Rewrite the lines from the one containing "y-tick-label: 0 <box>36 553 46 568</box>" through the one containing "y-tick-label: 50 <box>25 268 46 282</box>" as a JSON array of strings, one string per line, skipping any blank lines.

▸ Task inputs:
#####
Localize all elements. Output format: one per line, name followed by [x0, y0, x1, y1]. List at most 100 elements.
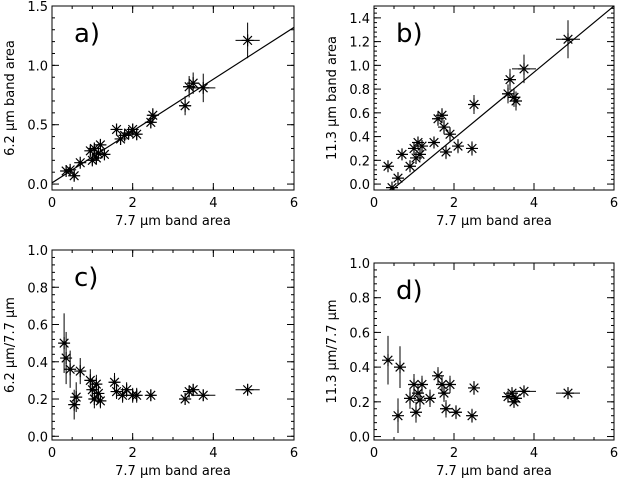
- data-point: [191, 73, 216, 103]
- asterisk-marker: [183, 385, 196, 398]
- asterisk-marker: [90, 151, 103, 164]
- asterisk-marker: [404, 392, 416, 405]
- asterisk-marker: [410, 406, 422, 419]
- asterisk-marker: [84, 144, 97, 157]
- data-point: [416, 140, 428, 153]
- asterisk-marker: [466, 142, 478, 155]
- data-point: [392, 172, 404, 185]
- data-point: [235, 383, 260, 396]
- asterisk-marker: [394, 361, 406, 374]
- asterisk-marker: [502, 87, 514, 100]
- data-point: [88, 142, 101, 155]
- data-point: [116, 387, 129, 403]
- data-point: [512, 385, 536, 398]
- x-axis-label: 7.7 μm band area: [115, 464, 231, 479]
- asterisk-marker: [197, 81, 210, 94]
- asterisk-marker: [428, 136, 440, 149]
- data-point: [94, 138, 107, 151]
- y-tick-label: 0.2: [349, 154, 370, 169]
- data-point: [235, 22, 260, 59]
- data-point: [414, 148, 426, 161]
- x-axis-label: 7.7 μm band area: [436, 214, 552, 229]
- data-point: [438, 119, 450, 135]
- data-point: [468, 95, 480, 115]
- data-point: [510, 392, 522, 405]
- data-layer: [58, 313, 260, 420]
- panel-label: a): [74, 19, 100, 49]
- asterisk-marker: [424, 392, 436, 405]
- asterisk-marker: [510, 94, 522, 107]
- data-point: [130, 128, 143, 141]
- panel-label: d): [396, 276, 423, 306]
- data-point: [382, 160, 394, 173]
- asterisk-marker: [92, 387, 105, 400]
- data-point: [394, 346, 406, 388]
- asterisk-marker: [187, 383, 200, 396]
- data-point: [118, 129, 131, 142]
- x-tick-label: 2: [129, 446, 137, 461]
- data-point: [410, 401, 422, 423]
- data-point: [444, 127, 456, 142]
- data-point: [416, 375, 428, 394]
- data-point: [191, 389, 216, 402]
- panel-d: 0 2 4 6 0.0 0.2 0.4 0.6 0.8 1.0 7.7 μm band area 11…: [325, 257, 618, 479]
- asterisk-marker: [414, 148, 426, 161]
- y-axis-label: 11.3 μm band area: [325, 36, 340, 160]
- asterisk-marker: [64, 163, 77, 176]
- asterisk-marker: [562, 33, 574, 46]
- data-point: [98, 148, 111, 161]
- data-point: [508, 395, 520, 408]
- asterisk-marker: [518, 62, 530, 75]
- y-tick-label: 0.0: [27, 178, 48, 193]
- x-tick-label: 4: [209, 446, 217, 461]
- asterisk-marker: [60, 165, 73, 178]
- data-point: [440, 144, 452, 160]
- data-point: [146, 108, 159, 123]
- x-tick-label: 6: [290, 196, 298, 211]
- asterisk-marker: [187, 77, 200, 90]
- asterisk-marker: [468, 98, 480, 111]
- data-point: [179, 96, 192, 116]
- asterisk-marker: [86, 154, 99, 167]
- data-point: [187, 72, 200, 94]
- asterisk-marker: [506, 387, 518, 400]
- y-tick-label: 0.8: [349, 83, 370, 98]
- asterisk-marker: [179, 393, 192, 406]
- y-tick-label: 1.2: [349, 36, 370, 51]
- asterisk-marker: [438, 121, 450, 134]
- data-point: [450, 405, 462, 420]
- asterisk-marker: [404, 160, 416, 173]
- asterisk-marker: [179, 99, 192, 112]
- asterisk-marker: [94, 394, 107, 407]
- data-point: [438, 384, 450, 402]
- y-axis-label: 6.2 μm/7.7 μm: [3, 297, 18, 393]
- data-point: [392, 398, 404, 434]
- y-tick-label: 0.6: [349, 107, 370, 122]
- asterisk-marker: [386, 181, 398, 190]
- data-point: [468, 381, 480, 395]
- y-tick-label: 1.5: [27, 0, 48, 15]
- asterisk-marker: [68, 169, 81, 182]
- data-point: [120, 382, 133, 398]
- data-point: [404, 387, 416, 409]
- data-point: [428, 136, 440, 149]
- asterisk-marker: [382, 160, 394, 173]
- x-tick-label: 6: [610, 196, 618, 211]
- asterisk-marker: [416, 378, 428, 391]
- asterisk-marker: [518, 385, 530, 398]
- y-axis-label: 6.2 μm band area: [3, 40, 18, 156]
- y-tick-label: 0.2: [349, 396, 370, 411]
- y-tick-label: 0.4: [349, 131, 370, 146]
- data-point: [126, 123, 139, 136]
- asterisk-marker: [74, 365, 87, 378]
- asterisk-marker: [562, 387, 574, 400]
- data-point: [86, 154, 99, 167]
- asterisk-marker: [144, 389, 157, 402]
- asterisk-marker: [126, 123, 139, 136]
- data-point: [436, 375, 448, 394]
- y-tick-label: 1.0: [349, 257, 370, 272]
- asterisk-marker: [392, 409, 404, 422]
- x-tick-label: 2: [450, 196, 458, 211]
- asterisk-marker: [416, 140, 428, 153]
- asterisk-marker: [432, 369, 444, 382]
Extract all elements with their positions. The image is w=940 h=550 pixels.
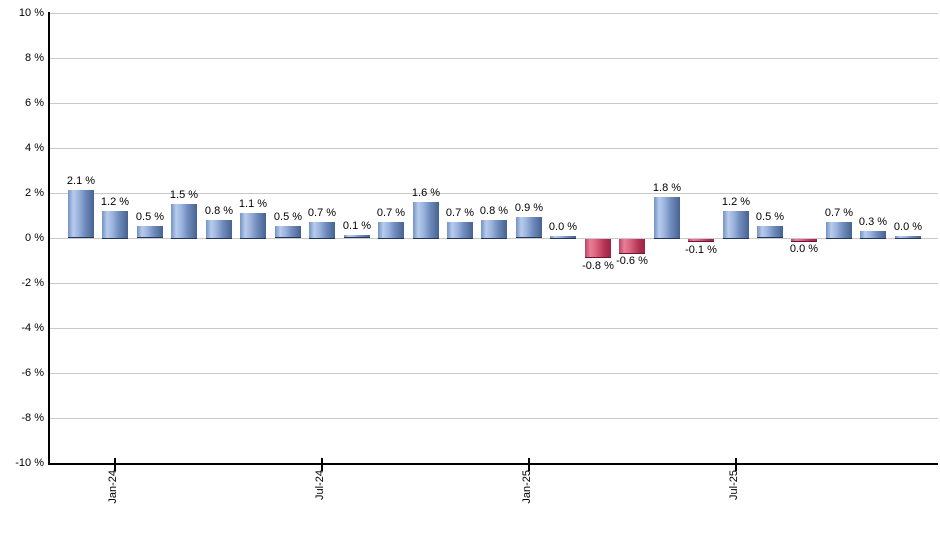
- bar-value-label: 1.8 %: [652, 182, 682, 194]
- bar-Jul-25[interactable]: [723, 211, 749, 239]
- y-axis-tick-label: 4 %: [25, 142, 44, 154]
- x-axis-tick-label: Jan-25: [521, 470, 533, 504]
- bar-value-label: 0.7 %: [376, 207, 406, 219]
- bar-value-label: 0.7 %: [445, 207, 475, 219]
- bar-Aug-24[interactable]: [344, 235, 370, 238]
- bar-value-label: -0.1 %: [685, 244, 717, 256]
- bar-value-label: -0.8 %: [582, 260, 614, 272]
- bar-value-label: 0.9 %: [514, 202, 544, 214]
- bar-Mar-24[interactable]: [171, 204, 197, 239]
- x-axis-tick-label: Jul-25: [728, 470, 740, 500]
- gridline: [50, 13, 938, 14]
- bar-Sep-25[interactable]: [791, 239, 817, 242]
- bar-Apr-24[interactable]: [206, 220, 232, 239]
- gridline: [50, 58, 938, 59]
- bar-value-label: 0.7 %: [824, 207, 854, 219]
- bar-May-25[interactable]: [654, 197, 680, 239]
- bar-value-label: 0.0 %: [893, 221, 923, 233]
- bar-value-label: 0.3 %: [858, 216, 888, 228]
- bar-Nov-25[interactable]: [860, 231, 886, 239]
- y-axis-tick-label: 6 %: [25, 97, 44, 109]
- bar-Oct-24[interactable]: [413, 202, 439, 239]
- x-axis-tick-label: Jan-24: [107, 470, 119, 504]
- bar-Sep-24[interactable]: [378, 222, 404, 239]
- bar-value-label: 0.7 %: [307, 207, 337, 219]
- y-axis-line: [48, 12, 50, 465]
- gridline: [50, 148, 938, 149]
- gridline: [50, 193, 938, 194]
- bar-Jan-24[interactable]: [102, 211, 128, 239]
- bar-value-label: 0.5 %: [273, 211, 303, 223]
- bar-Feb-24[interactable]: [137, 226, 163, 238]
- gridline: [50, 373, 938, 374]
- bar-Jul-24[interactable]: [309, 222, 335, 239]
- y-axis-tick-label: -8 %: [21, 412, 44, 424]
- y-axis-tick-label: -6 %: [21, 367, 44, 379]
- bar-value-label: 0.5 %: [135, 211, 165, 223]
- y-axis-tick-label: 10 %: [18, 7, 44, 19]
- gridline: [50, 283, 938, 284]
- bar-value-label: 0.0 %: [548, 221, 578, 233]
- x-axis-line: [48, 463, 938, 465]
- bar-value-label: 1.5 %: [169, 189, 199, 201]
- bar-Apr-25[interactable]: [619, 239, 645, 254]
- y-axis-tick-label: -4 %: [21, 322, 44, 334]
- bar-value-label: 2.1 %: [66, 175, 96, 187]
- bar-value-label: 0.1 %: [342, 220, 372, 232]
- x-axis-tick-label: Jul-24: [314, 470, 326, 500]
- gridline: [50, 418, 938, 419]
- bar-Dec-23[interactable]: [68, 190, 94, 238]
- y-axis-tick-label: 0 %: [25, 232, 44, 244]
- bar-value-label: 0.0 %: [789, 243, 819, 255]
- bar-Jan-25[interactable]: [516, 217, 542, 238]
- bar-Mar-25[interactable]: [585, 239, 611, 258]
- bar-value-label: 0.5 %: [755, 211, 785, 223]
- bar-Oct-25[interactable]: [826, 222, 852, 239]
- bar-Aug-25[interactable]: [757, 226, 783, 238]
- bar-Jun-24[interactable]: [275, 226, 301, 238]
- bar-value-label: 1.2 %: [721, 196, 751, 208]
- bar-value-label: -0.6 %: [616, 255, 648, 267]
- bar-Feb-25[interactable]: [550, 236, 576, 239]
- bar-value-label: 0.8 %: [479, 205, 509, 217]
- gridline: [50, 328, 938, 329]
- bar-May-24[interactable]: [240, 213, 266, 239]
- bar-Nov-24[interactable]: [447, 222, 473, 239]
- bar-Dec-25[interactable]: [895, 236, 921, 239]
- bar-value-label: 1.2 %: [100, 196, 130, 208]
- gridline: [50, 103, 938, 104]
- bar-Jun-25[interactable]: [688, 239, 714, 242]
- y-axis-tick-label: 8 %: [25, 52, 44, 64]
- y-axis-tick-label: -10 %: [15, 457, 44, 469]
- bar-Dec-24[interactable]: [481, 220, 507, 239]
- y-axis-tick-label: 2 %: [25, 187, 44, 199]
- bar-value-label: 0.8 %: [204, 205, 234, 217]
- y-axis-tick-label: -2 %: [21, 277, 44, 289]
- bar-value-label: 1.6 %: [411, 187, 441, 199]
- bar-value-label: 1.1 %: [238, 198, 268, 210]
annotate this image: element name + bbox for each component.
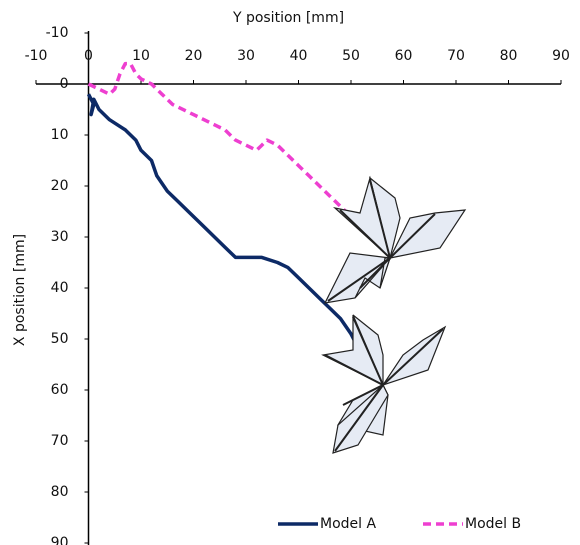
x-tick-label: 50 — [342, 48, 360, 64]
x-tick-label: 40 — [290, 48, 308, 64]
y-tick-label: 50 — [51, 331, 69, 347]
x-tick-label: 80 — [500, 48, 518, 64]
y-tick-label: 0 — [60, 76, 69, 92]
y-tick-label: 80 — [51, 484, 69, 500]
y-tick-label: 30 — [51, 229, 69, 245]
y-tick-label: 20 — [51, 178, 69, 194]
y-tick-label: 70 — [51, 433, 69, 449]
x-axis-title: Y position [mm] — [232, 10, 344, 26]
series-line — [86, 93, 364, 356]
y-tick-label: 90 — [51, 535, 69, 545]
x-tick-label: -10 — [25, 48, 48, 64]
y-tick-label: -10 — [46, 25, 69, 41]
x-tick-label: 60 — [395, 48, 413, 64]
y-tick-label: 60 — [51, 382, 69, 398]
y-tick-label: 40 — [51, 280, 69, 296]
x-tick-label: 10 — [132, 48, 150, 64]
y-tick-label: 10 — [51, 127, 69, 143]
x-tick-label: 90 — [552, 48, 570, 64]
legend-label: Model B — [465, 516, 521, 532]
x-tick-label: 30 — [237, 48, 255, 64]
robot-illustration — [321, 314, 447, 454]
y-axis-title: X position [mm] — [12, 234, 28, 346]
x-tick-label: 0 — [84, 48, 93, 64]
x-tick-label: 20 — [185, 48, 203, 64]
series-line — [87, 61, 373, 234]
robot-illustration — [323, 175, 467, 304]
legend-label: Model A — [320, 516, 376, 532]
x-tick-label: 70 — [447, 48, 465, 64]
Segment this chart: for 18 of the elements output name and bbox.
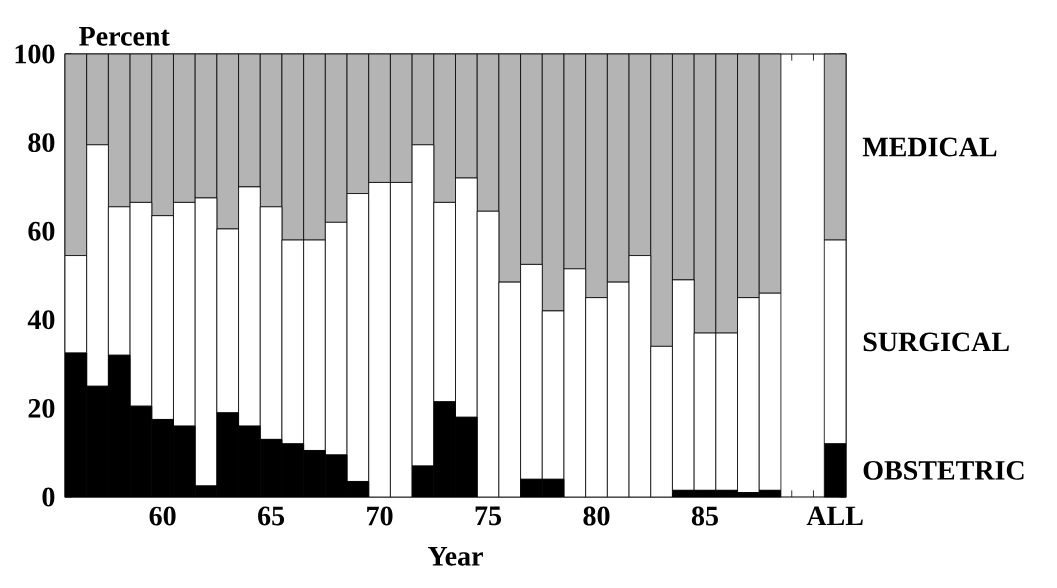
x-tick-label: 80 [583, 506, 610, 526]
y-tick-label: 60 [28, 221, 55, 241]
x-tick-label: 70 [367, 506, 393, 526]
x-tick-label: 65 [258, 506, 285, 526]
legend-label: MEDICAL [862, 137, 997, 157]
y-tick-label: 0 [42, 487, 55, 507]
y-tick-label: 40 [27, 310, 55, 330]
x-tick-label: 75 [475, 506, 502, 526]
x-tick-label: 60 [149, 506, 176, 526]
y-tick-label: 100 [15, 44, 55, 64]
y-axis-title: Percent [79, 27, 170, 46]
y-tick-label: 20 [28, 398, 55, 418]
x-tick-label: 85 [691, 506, 718, 526]
x-tick-label: ALL [806, 506, 863, 526]
series-label: OBSTETRIC [863, 460, 1024, 480]
x-axis-title: Year [428, 547, 483, 566]
legend-label: SURGICAL [863, 332, 1009, 352]
y-tick-label: 80 [28, 133, 55, 153]
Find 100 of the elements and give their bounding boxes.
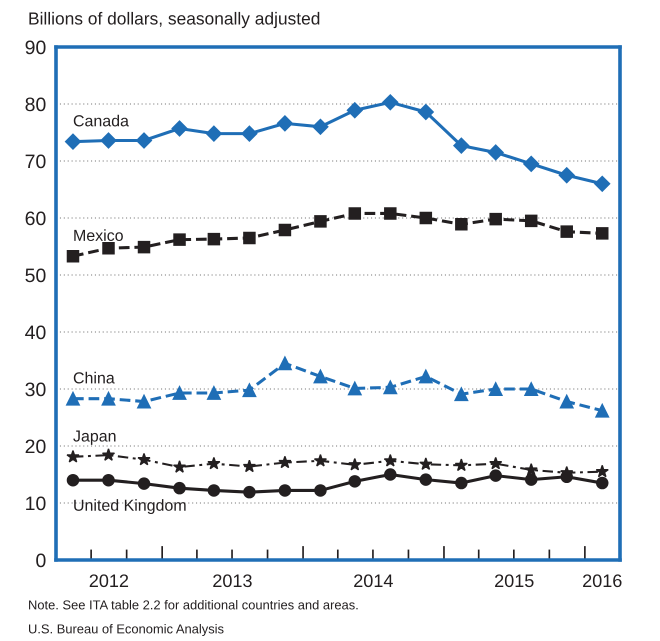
y-tick-label: 0 <box>36 553 46 568</box>
point <box>489 456 502 470</box>
point <box>66 450 80 463</box>
point <box>66 474 80 486</box>
y-tick-label: 10 <box>26 496 46 510</box>
point <box>313 370 328 384</box>
point <box>278 484 292 497</box>
point <box>208 484 220 497</box>
point <box>172 386 186 400</box>
series-label: Japan <box>73 430 116 445</box>
point <box>278 224 292 236</box>
point <box>596 476 608 490</box>
point <box>560 225 573 238</box>
point <box>348 458 362 471</box>
y-tick-label: 50 <box>25 268 46 282</box>
point <box>596 227 608 240</box>
y-tick-label: 80 <box>25 97 46 112</box>
point <box>348 207 362 220</box>
point <box>312 118 328 135</box>
point <box>173 482 186 494</box>
point <box>524 214 538 228</box>
point <box>454 458 468 472</box>
point <box>242 383 256 398</box>
point <box>453 138 470 154</box>
point <box>241 126 258 142</box>
y-tick-label: 90 <box>26 40 46 54</box>
point <box>208 232 220 246</box>
point <box>137 394 151 408</box>
point <box>420 212 432 224</box>
point <box>418 370 433 384</box>
point <box>314 484 327 497</box>
point <box>66 392 80 406</box>
point <box>383 380 398 394</box>
point <box>276 115 293 132</box>
x-tick-label: 2015 <box>495 574 534 588</box>
point <box>455 476 468 490</box>
y-tick-label: 70 <box>26 154 46 168</box>
point <box>314 454 328 467</box>
point <box>314 215 327 228</box>
point <box>488 382 503 396</box>
point <box>524 473 538 486</box>
text: U.S. Bureau of Economic Analysis <box>28 624 224 636</box>
point <box>419 457 432 470</box>
series-label: Canada <box>74 114 129 126</box>
point <box>243 486 256 498</box>
point <box>384 454 397 467</box>
point <box>488 144 504 161</box>
point <box>102 474 115 486</box>
point <box>207 456 221 470</box>
point <box>102 392 116 406</box>
series-label: United Kingdom <box>74 499 186 514</box>
point <box>206 386 221 400</box>
x-tick-label: 2016 <box>583 574 622 588</box>
point <box>278 356 292 370</box>
point <box>206 126 222 142</box>
point <box>560 394 574 408</box>
point <box>102 448 116 461</box>
point <box>420 473 432 486</box>
point <box>596 464 609 478</box>
point <box>172 460 186 473</box>
point <box>137 452 151 466</box>
point <box>384 207 397 220</box>
point <box>173 233 186 246</box>
series-label: Mexico <box>74 229 123 242</box>
point <box>348 475 362 488</box>
series-label: China <box>74 372 115 384</box>
point <box>454 387 468 402</box>
point <box>138 240 150 254</box>
point <box>489 212 502 226</box>
point <box>384 468 397 481</box>
y-tick-label: 40 <box>25 325 46 340</box>
point <box>524 382 538 396</box>
point <box>382 94 398 110</box>
point <box>102 242 115 254</box>
x-tick-label: 2012 <box>90 574 128 588</box>
y-axis-title: Billions of dollars, seasonally adjusted <box>29 12 320 28</box>
point <box>171 120 188 137</box>
point <box>136 132 152 149</box>
point <box>418 104 434 120</box>
point <box>66 250 80 262</box>
point <box>278 456 292 468</box>
point <box>348 381 362 396</box>
point <box>100 132 117 149</box>
x-tick-label: 2014 <box>354 574 393 588</box>
text: Note. See ITA table 2.2 for additional countries and areas. <box>29 600 358 610</box>
y-tick-label: 30 <box>25 382 46 396</box>
y-tick-label: 60 <box>26 211 46 226</box>
point <box>346 102 363 118</box>
point <box>523 156 540 172</box>
point <box>594 176 610 192</box>
point <box>489 469 502 482</box>
x-tick-label: 2013 <box>213 574 252 588</box>
point <box>242 460 256 472</box>
point <box>138 477 150 490</box>
point <box>243 232 256 244</box>
y-tick-label: 20 <box>26 439 46 454</box>
point <box>64 134 82 150</box>
point <box>558 167 575 184</box>
point <box>595 404 610 418</box>
point <box>455 218 468 231</box>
#####
▸ Solution for this task:
[
  "y-tick-label: 0 <box>36 553 46 568</box>",
  "point <box>489 456 502 470</box>",
  "point <box>66 450 80 463</box>",
  "point <box>66 474 80 486</box>",
  "y-tick-label: 10 <box>26 496 46 510</box>",
  "point <box>313 370 328 384</box>",
  "point <box>278 484 292 497</box>",
  "point <box>208 484 220 497</box>",
  "point <box>172 386 186 400</box>",
  "series-label: Japan <box>73 430 116 445</box>",
  "point <box>278 224 292 236</box>",
  "point <box>596 476 608 490</box>",
  "point <box>560 225 573 238</box>",
  "point <box>348 458 362 471</box>",
  "y-tick-label: 50 <box>25 268 46 282</box>"
]